SET PROBLEM: Transcribe the records below exactly as they appear.
::: TASK DATA
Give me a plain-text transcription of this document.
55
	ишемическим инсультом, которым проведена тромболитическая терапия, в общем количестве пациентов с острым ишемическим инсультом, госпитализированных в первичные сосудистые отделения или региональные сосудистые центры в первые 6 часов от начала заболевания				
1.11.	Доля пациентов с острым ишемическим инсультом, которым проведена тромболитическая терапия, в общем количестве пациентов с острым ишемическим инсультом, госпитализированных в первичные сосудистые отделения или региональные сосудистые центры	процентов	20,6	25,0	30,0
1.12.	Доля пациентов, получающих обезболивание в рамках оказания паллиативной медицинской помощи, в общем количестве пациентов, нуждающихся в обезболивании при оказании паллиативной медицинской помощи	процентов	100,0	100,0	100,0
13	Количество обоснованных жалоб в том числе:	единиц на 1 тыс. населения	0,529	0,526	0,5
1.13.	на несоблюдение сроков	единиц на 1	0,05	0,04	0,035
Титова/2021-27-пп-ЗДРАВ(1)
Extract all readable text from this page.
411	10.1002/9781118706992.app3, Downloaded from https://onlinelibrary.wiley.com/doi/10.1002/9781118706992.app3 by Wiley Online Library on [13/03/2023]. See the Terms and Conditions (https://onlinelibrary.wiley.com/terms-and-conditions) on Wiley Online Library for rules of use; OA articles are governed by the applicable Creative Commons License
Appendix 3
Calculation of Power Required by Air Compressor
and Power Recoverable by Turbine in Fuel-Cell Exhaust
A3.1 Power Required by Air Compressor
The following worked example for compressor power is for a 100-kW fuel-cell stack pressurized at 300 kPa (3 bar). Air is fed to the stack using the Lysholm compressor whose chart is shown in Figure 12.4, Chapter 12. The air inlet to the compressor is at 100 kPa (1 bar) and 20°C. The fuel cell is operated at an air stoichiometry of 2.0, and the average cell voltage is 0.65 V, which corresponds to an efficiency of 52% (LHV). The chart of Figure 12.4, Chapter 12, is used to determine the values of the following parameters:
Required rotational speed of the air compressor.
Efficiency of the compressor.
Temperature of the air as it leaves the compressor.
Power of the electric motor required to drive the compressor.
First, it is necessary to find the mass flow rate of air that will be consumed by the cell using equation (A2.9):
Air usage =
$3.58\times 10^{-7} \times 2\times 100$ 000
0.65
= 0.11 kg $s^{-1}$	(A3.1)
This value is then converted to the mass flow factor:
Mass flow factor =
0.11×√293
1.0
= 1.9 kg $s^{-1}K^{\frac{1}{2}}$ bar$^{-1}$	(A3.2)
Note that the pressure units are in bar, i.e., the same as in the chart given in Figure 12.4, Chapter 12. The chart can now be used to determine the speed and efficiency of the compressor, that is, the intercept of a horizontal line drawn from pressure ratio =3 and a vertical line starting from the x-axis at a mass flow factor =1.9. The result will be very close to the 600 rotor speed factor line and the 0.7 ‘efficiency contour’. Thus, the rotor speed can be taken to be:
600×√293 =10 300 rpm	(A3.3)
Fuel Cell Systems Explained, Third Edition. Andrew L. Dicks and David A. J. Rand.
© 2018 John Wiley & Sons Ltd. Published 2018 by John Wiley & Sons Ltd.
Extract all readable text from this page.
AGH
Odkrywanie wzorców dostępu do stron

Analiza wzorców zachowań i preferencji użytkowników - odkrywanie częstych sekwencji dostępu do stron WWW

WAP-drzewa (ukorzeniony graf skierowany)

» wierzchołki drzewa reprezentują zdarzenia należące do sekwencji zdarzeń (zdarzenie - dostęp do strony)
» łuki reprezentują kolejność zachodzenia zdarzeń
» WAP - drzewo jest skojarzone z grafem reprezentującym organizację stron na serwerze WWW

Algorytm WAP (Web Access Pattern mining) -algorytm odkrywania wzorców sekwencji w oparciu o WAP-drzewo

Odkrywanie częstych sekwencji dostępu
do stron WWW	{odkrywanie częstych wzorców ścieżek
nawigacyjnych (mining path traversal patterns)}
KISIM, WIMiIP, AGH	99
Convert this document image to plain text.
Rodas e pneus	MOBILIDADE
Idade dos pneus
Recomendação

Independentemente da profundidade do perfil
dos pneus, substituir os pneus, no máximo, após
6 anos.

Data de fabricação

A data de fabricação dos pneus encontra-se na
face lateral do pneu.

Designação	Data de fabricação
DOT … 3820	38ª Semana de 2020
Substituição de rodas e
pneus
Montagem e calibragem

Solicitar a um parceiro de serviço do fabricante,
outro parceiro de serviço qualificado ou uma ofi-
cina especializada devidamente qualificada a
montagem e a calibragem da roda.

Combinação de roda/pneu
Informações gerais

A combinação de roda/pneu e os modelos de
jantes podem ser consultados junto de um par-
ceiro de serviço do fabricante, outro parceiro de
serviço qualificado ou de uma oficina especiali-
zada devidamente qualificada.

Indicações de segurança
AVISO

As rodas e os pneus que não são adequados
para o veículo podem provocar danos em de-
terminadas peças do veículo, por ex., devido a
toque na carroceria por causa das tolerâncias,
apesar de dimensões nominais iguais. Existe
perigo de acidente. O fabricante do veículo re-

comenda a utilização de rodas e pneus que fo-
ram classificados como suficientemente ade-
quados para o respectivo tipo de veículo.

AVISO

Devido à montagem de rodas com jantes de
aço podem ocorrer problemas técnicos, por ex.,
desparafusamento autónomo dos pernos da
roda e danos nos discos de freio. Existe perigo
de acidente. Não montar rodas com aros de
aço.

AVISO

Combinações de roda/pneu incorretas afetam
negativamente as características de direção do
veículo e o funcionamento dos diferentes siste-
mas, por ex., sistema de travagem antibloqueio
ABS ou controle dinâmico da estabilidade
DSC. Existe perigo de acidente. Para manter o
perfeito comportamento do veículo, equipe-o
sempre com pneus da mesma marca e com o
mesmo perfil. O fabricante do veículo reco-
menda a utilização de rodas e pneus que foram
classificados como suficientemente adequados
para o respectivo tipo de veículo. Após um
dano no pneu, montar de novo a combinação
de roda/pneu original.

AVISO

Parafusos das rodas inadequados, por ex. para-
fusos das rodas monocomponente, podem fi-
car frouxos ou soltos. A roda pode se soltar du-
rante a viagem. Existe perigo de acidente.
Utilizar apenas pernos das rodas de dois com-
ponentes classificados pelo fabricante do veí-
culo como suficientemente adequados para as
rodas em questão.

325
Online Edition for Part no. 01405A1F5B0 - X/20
::::::
THE COMPLETED TASK:
Give me a plain-text transcription of this document.
55
	ишемическим инсультом, которым проведена тромболитическая терапия, в общем количестве пациентов с острым ишемическим инсультом, госпитализированных в первичные сосудистые отделения или региональные сосудистые центры в первые 6 часов от начала заболевания				
1.11.	Доля пациентов с острым ишемическим инсультом, которым проведена тромболитическая терапия, в общем количестве пациентов с острым ишемическим инсультом, госпитализированных в первичные сосудистые отделения или региональные сосудистые центры	процентов	20,6	25,0	30,0
1.12.	Доля пациентов, получающих обезболивание в рамках оказания паллиативной медицинской помощи, в общем количестве пациентов, нуждающихся в обезболивании при оказании паллиативной медицинской помощи	процентов	100,0	100,0	100,0
13	Количество обоснованных жалоб в том числе:	единиц на 1 тыс. населения	0,529	0,526	0,5
1.13.	на несоблюдение сроков	единиц на 1	0,05	0,04	0,035
Титова/2021-27-пп-ЗДРАВ(1)
Extract all readable text from this page.
411	10.1002/9781118706992.app3, Downloaded from https://onlinelibrary.wiley.com/doi/10.1002/9781118706992.app3 by Wiley Online Library on [13/03/2023]. See the Terms and Conditions (https://onlinelibrary.wiley.com/terms-and-conditions) on Wiley Online Library for rules of use; OA articles are governed by the applicable Creative Commons License
Appendix 3
Calculation of Power Required by Air Compressor
and Power Recoverable by Turbine in Fuel-Cell Exhaust
A3.1 Power Required by Air Compressor
The following worked example for compressor power is for a 100-kW fuel-cell stack pressurized at 300 kPa (3 bar). Air is fed to the stack using the Lysholm compressor whose chart is shown in Figure 12.4, Chapter 12. The air inlet to the compressor is at 100 kPa (1 bar) and 20°C. The fuel cell is operated at an air stoichiometry of 2.0, and the average cell voltage is 0.65 V, which corresponds to an efficiency of 52% (LHV). The chart of Figure 12.4, Chapter 12, is used to determine the values of the following parameters:
Required rotational speed of the air compressor.
Efficiency of the compressor.
Temperature of the air as it leaves the compressor.
Power of the electric motor required to drive the compressor.
First, it is necessary to find the mass flow rate of air that will be consumed by the cell using equation (A2.9):
Air usage =
$3.58\times 10^{-7} \times 2\times 100$ 000
0.65
= 0.11 kg $s^{-1}$	(A3.1)
This value is then converted to the mass flow factor:
Mass flow factor =
0.11×√293
1.0
= 1.9 kg $s^{-1}K^{\frac{1}{2}}$ bar$^{-1}$	(A3.2)
Note that the pressure units are in bar, i.e., the same as in the chart given in Figure 12.4, Chapter 12. The chart can now be used to determine the speed and efficiency of the compressor, that is, the intercept of a horizontal line drawn from pressure ratio =3 and a vertical line starting from the x-axis at a mass flow factor =1.9. The result will be very close to the 600 rotor speed factor line and the 0.7 ‘efficiency contour’. Thus, the rotor speed can be taken to be:
600×√293 =10 300 rpm	(A3.3)
Fuel Cell Systems Explained, Third Edition. Andrew L. Dicks and David A. J. Rand.
© 2018 John Wiley & Sons Ltd. Published 2018 by John Wiley & Sons Ltd.
Extract all readable text from this page.
AGH
Odkrywanie wzorców dostępu do stron

Analiza wzorców zachowań i preferencji użytkowników - odkrywanie częstych sekwencji dostępu do stron WWW

WAP-drzewa (ukorzeniony graf skierowany)

» wierzchołki drzewa reprezentują zdarzenia należące do sekwencji zdarzeń (zdarzenie - dostęp do strony)
» łuki reprezentują kolejność zachodzenia zdarzeń
» WAP - drzewo jest skojarzone z grafem reprezentującym organizację stron na serwerze WWW

Algorytm WAP (Web Access Pattern mining) -algorytm odkrywania wzorców sekwencji w oparciu o WAP-drzewo

Odkrywanie częstych sekwencji dostępu
do stron WWW	{odkrywanie częstych wzorców ścieżek
nawigacyjnych (mining path traversal patterns)}
KISIM, WIMiIP, AGH	99
Convert this document image to plain text.
Rodas e pneus	MOBILIDADE
Idade dos pneus
Recomendação

Independentemente da profundidade do perfil
dos pneus, substituir os pneus, no máximo, após
6 anos.

Data de fabricação

A data de fabricação dos pneus encontra-se na
face lateral do pneu.

Designação	Data de fabricação
DOT … 3820	38ª Semana de 2020
Substituição de rodas e
pneus
Montagem e calibragem

Solicitar a um parceiro de serviço do fabricante,
outro parceiro de serviço qualificado ou uma ofi-
cina especializada devidamente qualificada a
montagem e a calibragem da roda.

Combinação de roda/pneu
Informações gerais

A combinação de roda/pneu e os modelos de
jantes podem ser consultados junto de um par-
ceiro de serviço do fabricante, outro parceiro de
serviço qualificado ou de uma oficina especiali-
zada devidamente qualificada.

Indicações de segurança
AVISO

As rodas e os pneus que não são adequados
para o veículo podem provocar danos em de-
terminadas peças do veículo, por ex., devido a
toque na carroceria por causa das tolerâncias,
apesar de dimensões nominais iguais. Existe
perigo de acidente. O fabricante do veículo re-

comenda a utilização de rodas e pneus que fo-
ram classificados como suficientemente ade-
quados para o respectivo tipo de veículo.

AVISO

Devido à montagem de rodas com jantes de
aço podem ocorrer problemas técnicos, por ex.,
desparafusamento autónomo dos pernos da
roda e danos nos discos de freio. Existe perigo
de acidente. Não montar rodas com aros de
aço.

AVISO

Combinações de roda/pneu incorretas afetam
negativamente as características de direção do
veículo e o funcionamento dos diferentes siste-
mas, por ex., sistema de travagem antibloqueio
ABS ou controle dinâmico da estabilidade
DSC. Existe perigo de acidente. Para manter o
perfeito comportamento do veículo, equipe-o
sempre com pneus da mesma marca e com o
mesmo perfil. O fabricante do veículo reco-
menda a utilização de rodas e pneus que foram
classificados como suficientemente adequados
para o respectivo tipo de veículo. Após um
dano no pneu, montar de novo a combinação
de roda/pneu original.

AVISO

Parafusos das rodas inadequados, por ex. para-
fusos das rodas monocomponente, podem fi-
car frouxos ou soltos. A roda pode se soltar du-
rante a viagem. Existe perigo de acidente.
Utilizar apenas pernos das rodas de dois com-
ponentes classificados pelo fabricante do veí-
culo como suficientemente adequados para as
rodas em questão.

325
Online Edition for Part no. 01405A1F5B0 - X/20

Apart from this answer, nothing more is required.